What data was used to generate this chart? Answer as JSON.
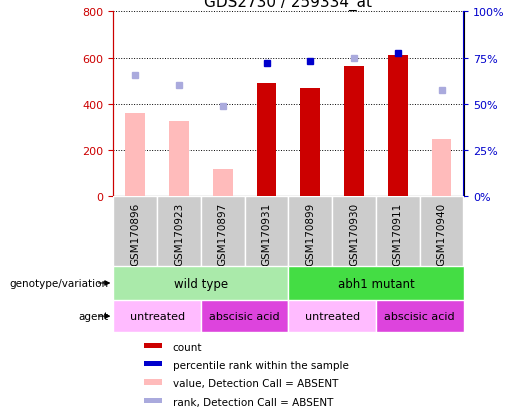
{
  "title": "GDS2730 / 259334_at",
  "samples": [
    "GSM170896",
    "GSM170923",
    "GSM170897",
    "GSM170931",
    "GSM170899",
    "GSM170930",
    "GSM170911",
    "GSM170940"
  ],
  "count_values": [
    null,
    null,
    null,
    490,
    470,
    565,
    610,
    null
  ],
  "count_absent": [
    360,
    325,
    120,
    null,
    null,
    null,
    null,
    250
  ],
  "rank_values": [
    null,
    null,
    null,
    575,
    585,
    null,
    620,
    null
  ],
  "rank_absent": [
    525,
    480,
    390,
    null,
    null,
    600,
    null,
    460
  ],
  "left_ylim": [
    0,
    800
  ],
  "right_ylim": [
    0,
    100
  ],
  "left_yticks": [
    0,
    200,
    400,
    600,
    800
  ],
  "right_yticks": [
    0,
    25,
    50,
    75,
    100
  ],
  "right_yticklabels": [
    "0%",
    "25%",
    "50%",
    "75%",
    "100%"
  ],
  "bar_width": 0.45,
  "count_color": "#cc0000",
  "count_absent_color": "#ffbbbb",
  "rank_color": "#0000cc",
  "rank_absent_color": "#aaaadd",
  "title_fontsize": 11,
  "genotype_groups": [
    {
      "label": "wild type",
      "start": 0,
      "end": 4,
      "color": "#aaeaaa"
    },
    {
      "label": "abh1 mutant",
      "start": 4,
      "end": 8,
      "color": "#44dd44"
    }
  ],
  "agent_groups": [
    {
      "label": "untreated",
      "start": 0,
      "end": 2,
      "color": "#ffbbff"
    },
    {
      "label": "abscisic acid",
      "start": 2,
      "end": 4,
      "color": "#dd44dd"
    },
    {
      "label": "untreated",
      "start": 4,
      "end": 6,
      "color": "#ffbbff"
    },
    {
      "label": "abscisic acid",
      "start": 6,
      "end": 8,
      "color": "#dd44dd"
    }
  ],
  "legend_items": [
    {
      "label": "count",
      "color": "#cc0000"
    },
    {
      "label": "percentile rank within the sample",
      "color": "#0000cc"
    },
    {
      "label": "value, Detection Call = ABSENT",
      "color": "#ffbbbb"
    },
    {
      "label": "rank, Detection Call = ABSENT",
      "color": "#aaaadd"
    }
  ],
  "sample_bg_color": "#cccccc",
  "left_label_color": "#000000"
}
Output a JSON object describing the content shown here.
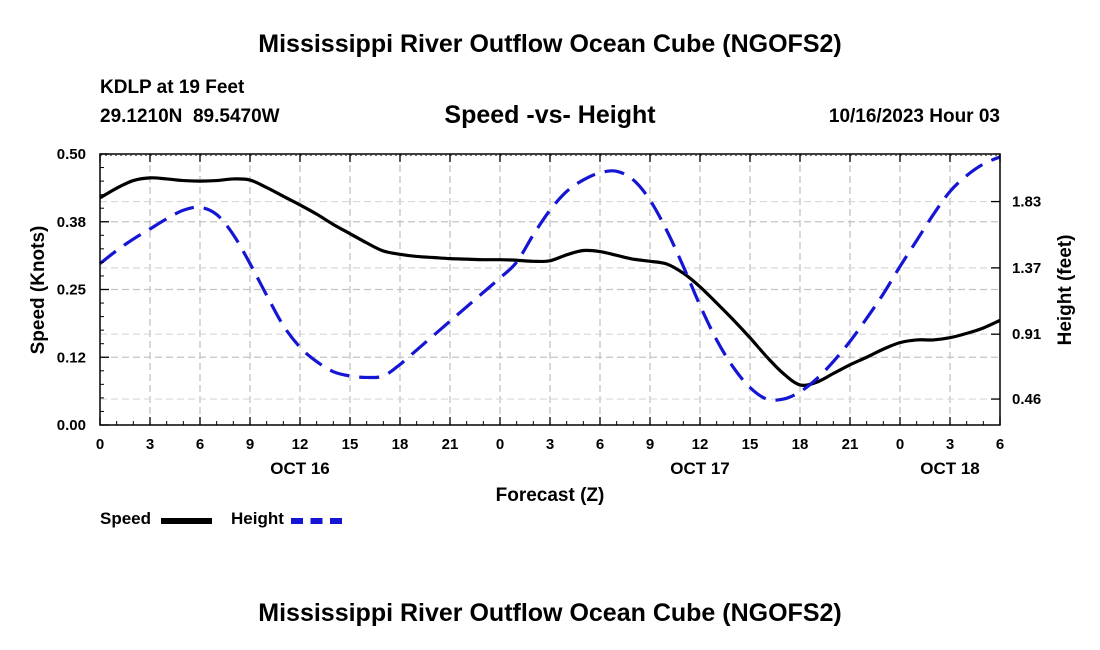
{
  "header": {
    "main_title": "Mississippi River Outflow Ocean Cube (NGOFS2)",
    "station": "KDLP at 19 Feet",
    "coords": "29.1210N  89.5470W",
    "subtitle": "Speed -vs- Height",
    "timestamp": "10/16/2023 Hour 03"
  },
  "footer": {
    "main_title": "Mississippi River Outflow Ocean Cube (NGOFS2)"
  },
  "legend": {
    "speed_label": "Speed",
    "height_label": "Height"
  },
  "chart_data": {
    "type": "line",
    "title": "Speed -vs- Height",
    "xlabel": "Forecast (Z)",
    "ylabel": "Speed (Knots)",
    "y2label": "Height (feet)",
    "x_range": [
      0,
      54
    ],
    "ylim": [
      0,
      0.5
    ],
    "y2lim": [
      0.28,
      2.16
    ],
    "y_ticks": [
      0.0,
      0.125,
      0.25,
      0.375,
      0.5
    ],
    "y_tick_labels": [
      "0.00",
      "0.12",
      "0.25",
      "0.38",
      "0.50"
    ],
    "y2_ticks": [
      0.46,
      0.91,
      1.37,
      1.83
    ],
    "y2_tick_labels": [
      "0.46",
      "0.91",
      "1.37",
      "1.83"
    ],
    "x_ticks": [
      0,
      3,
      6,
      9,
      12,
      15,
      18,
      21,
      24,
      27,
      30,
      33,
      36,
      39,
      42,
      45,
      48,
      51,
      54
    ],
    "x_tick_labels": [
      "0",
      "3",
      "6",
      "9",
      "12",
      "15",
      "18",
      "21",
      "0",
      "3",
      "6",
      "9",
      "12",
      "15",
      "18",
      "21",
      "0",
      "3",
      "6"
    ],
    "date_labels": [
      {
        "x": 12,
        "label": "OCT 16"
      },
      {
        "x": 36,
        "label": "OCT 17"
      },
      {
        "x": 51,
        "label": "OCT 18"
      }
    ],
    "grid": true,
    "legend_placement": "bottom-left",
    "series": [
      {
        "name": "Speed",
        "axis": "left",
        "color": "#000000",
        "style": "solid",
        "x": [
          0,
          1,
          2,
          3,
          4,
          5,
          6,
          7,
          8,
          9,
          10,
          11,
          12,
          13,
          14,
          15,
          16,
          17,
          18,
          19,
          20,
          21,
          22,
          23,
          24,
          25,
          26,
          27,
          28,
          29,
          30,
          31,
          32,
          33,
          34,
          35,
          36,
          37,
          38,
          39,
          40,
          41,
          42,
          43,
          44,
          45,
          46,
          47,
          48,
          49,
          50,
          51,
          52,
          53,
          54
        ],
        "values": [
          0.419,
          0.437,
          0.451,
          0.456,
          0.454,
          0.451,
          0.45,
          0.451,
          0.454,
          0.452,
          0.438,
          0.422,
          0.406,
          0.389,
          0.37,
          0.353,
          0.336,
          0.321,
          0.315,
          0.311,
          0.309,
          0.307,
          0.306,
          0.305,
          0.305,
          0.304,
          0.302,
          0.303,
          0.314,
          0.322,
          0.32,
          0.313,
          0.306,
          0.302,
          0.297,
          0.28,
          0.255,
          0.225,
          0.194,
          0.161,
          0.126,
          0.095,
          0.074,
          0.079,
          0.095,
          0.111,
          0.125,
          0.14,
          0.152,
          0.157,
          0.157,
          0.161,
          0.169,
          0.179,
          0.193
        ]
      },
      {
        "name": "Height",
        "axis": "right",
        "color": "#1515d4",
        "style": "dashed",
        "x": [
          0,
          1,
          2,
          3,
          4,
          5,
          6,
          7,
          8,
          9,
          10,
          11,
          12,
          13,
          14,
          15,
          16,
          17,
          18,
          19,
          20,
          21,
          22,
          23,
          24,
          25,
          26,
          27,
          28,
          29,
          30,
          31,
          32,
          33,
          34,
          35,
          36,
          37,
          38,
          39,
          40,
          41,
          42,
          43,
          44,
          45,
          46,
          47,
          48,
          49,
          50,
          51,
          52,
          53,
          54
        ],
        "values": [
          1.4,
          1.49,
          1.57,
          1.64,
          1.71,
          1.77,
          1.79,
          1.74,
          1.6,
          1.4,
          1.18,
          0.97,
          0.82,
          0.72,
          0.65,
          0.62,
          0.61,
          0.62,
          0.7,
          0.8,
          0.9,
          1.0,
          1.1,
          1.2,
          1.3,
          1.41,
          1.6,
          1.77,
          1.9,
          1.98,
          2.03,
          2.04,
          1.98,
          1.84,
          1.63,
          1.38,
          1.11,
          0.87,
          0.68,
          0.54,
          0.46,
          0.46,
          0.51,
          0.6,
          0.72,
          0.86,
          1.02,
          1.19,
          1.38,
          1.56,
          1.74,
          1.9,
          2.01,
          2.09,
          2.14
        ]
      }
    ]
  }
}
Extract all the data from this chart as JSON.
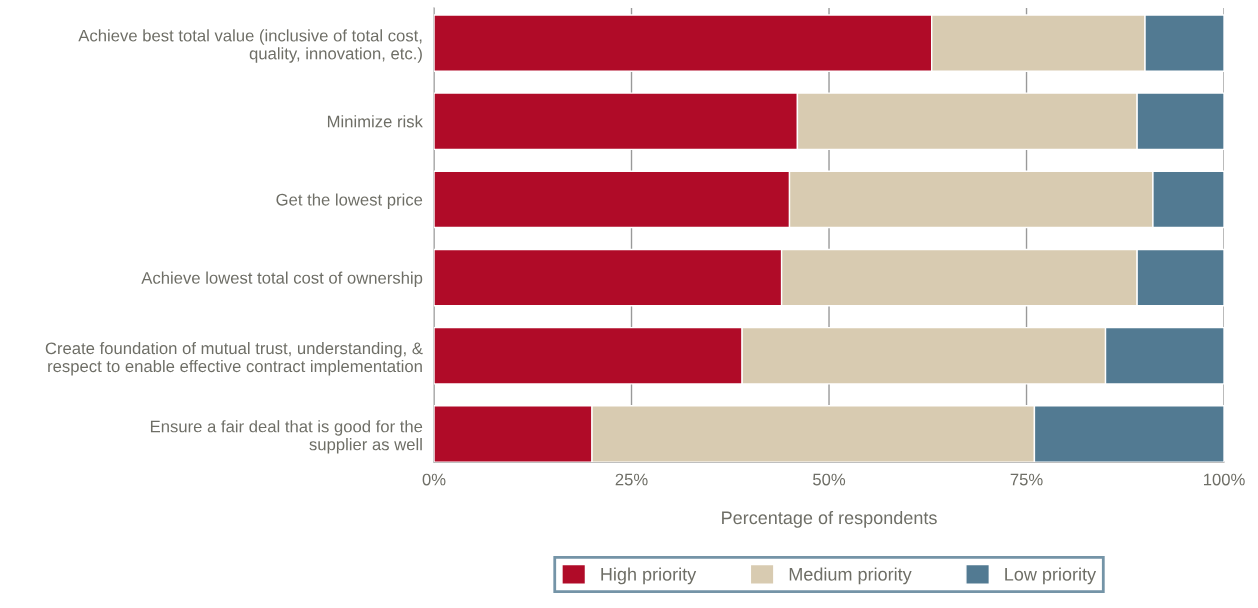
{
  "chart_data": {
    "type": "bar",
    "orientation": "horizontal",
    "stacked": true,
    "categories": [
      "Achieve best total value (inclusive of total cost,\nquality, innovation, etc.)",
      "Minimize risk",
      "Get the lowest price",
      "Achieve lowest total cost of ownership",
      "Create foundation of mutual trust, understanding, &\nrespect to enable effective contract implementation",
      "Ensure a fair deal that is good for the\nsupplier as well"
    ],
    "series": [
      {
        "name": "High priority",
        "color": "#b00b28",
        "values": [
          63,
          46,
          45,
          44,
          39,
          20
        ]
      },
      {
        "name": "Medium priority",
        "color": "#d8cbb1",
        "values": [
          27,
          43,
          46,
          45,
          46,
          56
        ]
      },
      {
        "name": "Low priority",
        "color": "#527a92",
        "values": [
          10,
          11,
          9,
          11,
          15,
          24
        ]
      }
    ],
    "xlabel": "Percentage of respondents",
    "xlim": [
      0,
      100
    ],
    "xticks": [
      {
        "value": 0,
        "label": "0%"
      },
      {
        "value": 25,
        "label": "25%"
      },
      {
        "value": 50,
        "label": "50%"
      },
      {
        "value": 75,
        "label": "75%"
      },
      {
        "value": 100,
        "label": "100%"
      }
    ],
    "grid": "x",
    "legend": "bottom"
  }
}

____

# Exercise
Search the data for "total". Copy every matching line.

# Completed exercise
      "Achieve best total value (inclusive of total cost,\nquality, innovation, etc.)",
      "Achieve lowest total cost of ownership",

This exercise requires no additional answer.